- REQUIREMENT
Images do not belong in the copy. Retype all the entries below exactly.

- STORED RECORDS
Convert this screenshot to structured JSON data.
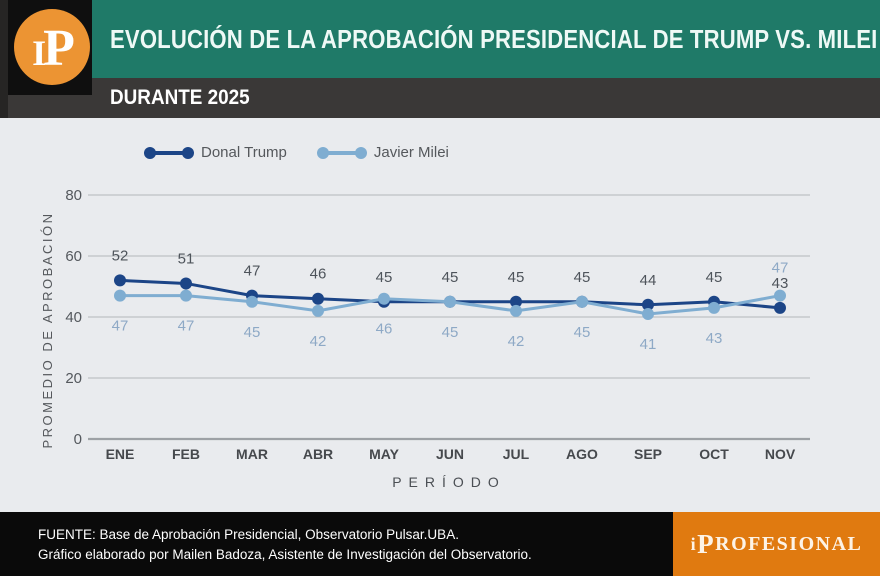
{
  "header": {
    "logo_parts": [
      "I",
      "P"
    ],
    "title": "EVOLUCIÓN DE LA APROBACIÓN PRESIDENCIAL DE TRUMP VS. MILEI",
    "subtitle": "DURANTE 2025"
  },
  "colors": {
    "page_bg": "#e9ebee",
    "teal_bar": "#1f7a68",
    "subtitle_bar": "#3a3837",
    "logo_orange": "#ec9433",
    "footer_bg": "#0a0a0a",
    "footer_orange": "#e07a10",
    "gridline": "#b3b7bb",
    "axis_line": "#9da1a5",
    "trump": "#1c4587",
    "milei": "#7fadd1"
  },
  "chart_data": {
    "type": "line",
    "categories": [
      "ENE",
      "FEB",
      "MAR",
      "ABR",
      "MAY",
      "JUN",
      "JUL",
      "AGO",
      "SEP",
      "OCT",
      "NOV"
    ],
    "series": [
      {
        "name": "Donal Trump",
        "color": "#1c4587",
        "label_color": "#4e545b",
        "values": [
          52,
          51,
          47,
          46,
          45,
          45,
          45,
          45,
          44,
          45,
          43
        ]
      },
      {
        "name": "Javier Milei",
        "color": "#7fadd1",
        "label_color": "#8ea9c6",
        "values": [
          47,
          47,
          45,
          42,
          46,
          45,
          42,
          45,
          41,
          43,
          47
        ]
      }
    ],
    "xlabel": "PERÍODO",
    "ylabel": "PROMEDIO DE APROBACIÓN",
    "yticks": [
      0,
      20,
      40,
      60,
      80
    ],
    "ylim": [
      0,
      88
    ],
    "grid": "horizontal",
    "legend_position": "top-left"
  },
  "footer": {
    "line1": "FUENTE: Base de Aprobación Presidencial, Observatorio Pulsar.UBA.",
    "line2": "Gráfico elaborado por Mailen Badoza, Asistente de Investigación del Observatorio.",
    "brand_parts": [
      "i",
      "P",
      "ROFESIONAL"
    ]
  }
}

- ANSWER BELOW
Convert this screenshot to structured JSON data.
{
  "header": {
    "logo_parts": [
      "I",
      "P"
    ],
    "title": "EVOLUCIÓN DE LA APROBACIÓN PRESIDENCIAL DE TRUMP VS. MILEI",
    "subtitle": "DURANTE 2025"
  },
  "colors": {
    "page_bg": "#e9ebee",
    "teal_bar": "#1f7a68",
    "subtitle_bar": "#3a3837",
    "logo_orange": "#ec9433",
    "footer_bg": "#0a0a0a",
    "footer_orange": "#e07a10",
    "gridline": "#b3b7bb",
    "axis_line": "#9da1a5",
    "trump": "#1c4587",
    "milei": "#7fadd1"
  },
  "chart_data": {
    "type": "line",
    "categories": [
      "ENE",
      "FEB",
      "MAR",
      "ABR",
      "MAY",
      "JUN",
      "JUL",
      "AGO",
      "SEP",
      "OCT",
      "NOV"
    ],
    "series": [
      {
        "name": "Donal Trump",
        "color": "#1c4587",
        "label_color": "#4e545b",
        "values": [
          52,
          51,
          47,
          46,
          45,
          45,
          45,
          45,
          44,
          45,
          43
        ]
      },
      {
        "name": "Javier Milei",
        "color": "#7fadd1",
        "label_color": "#8ea9c6",
        "values": [
          47,
          47,
          45,
          42,
          46,
          45,
          42,
          45,
          41,
          43,
          47
        ]
      }
    ],
    "xlabel": "PERÍODO",
    "ylabel": "PROMEDIO DE APROBACIÓN",
    "yticks": [
      0,
      20,
      40,
      60,
      80
    ],
    "ylim": [
      0,
      88
    ],
    "grid": "horizontal",
    "legend_position": "top-left"
  },
  "footer": {
    "line1": "FUENTE: Base de Aprobación Presidencial, Observatorio Pulsar.UBA.",
    "line2": "Gráfico elaborado por Mailen Badoza, Asistente de Investigación del Observatorio.",
    "brand_parts": [
      "i",
      "P",
      "ROFESIONAL"
    ]
  }
}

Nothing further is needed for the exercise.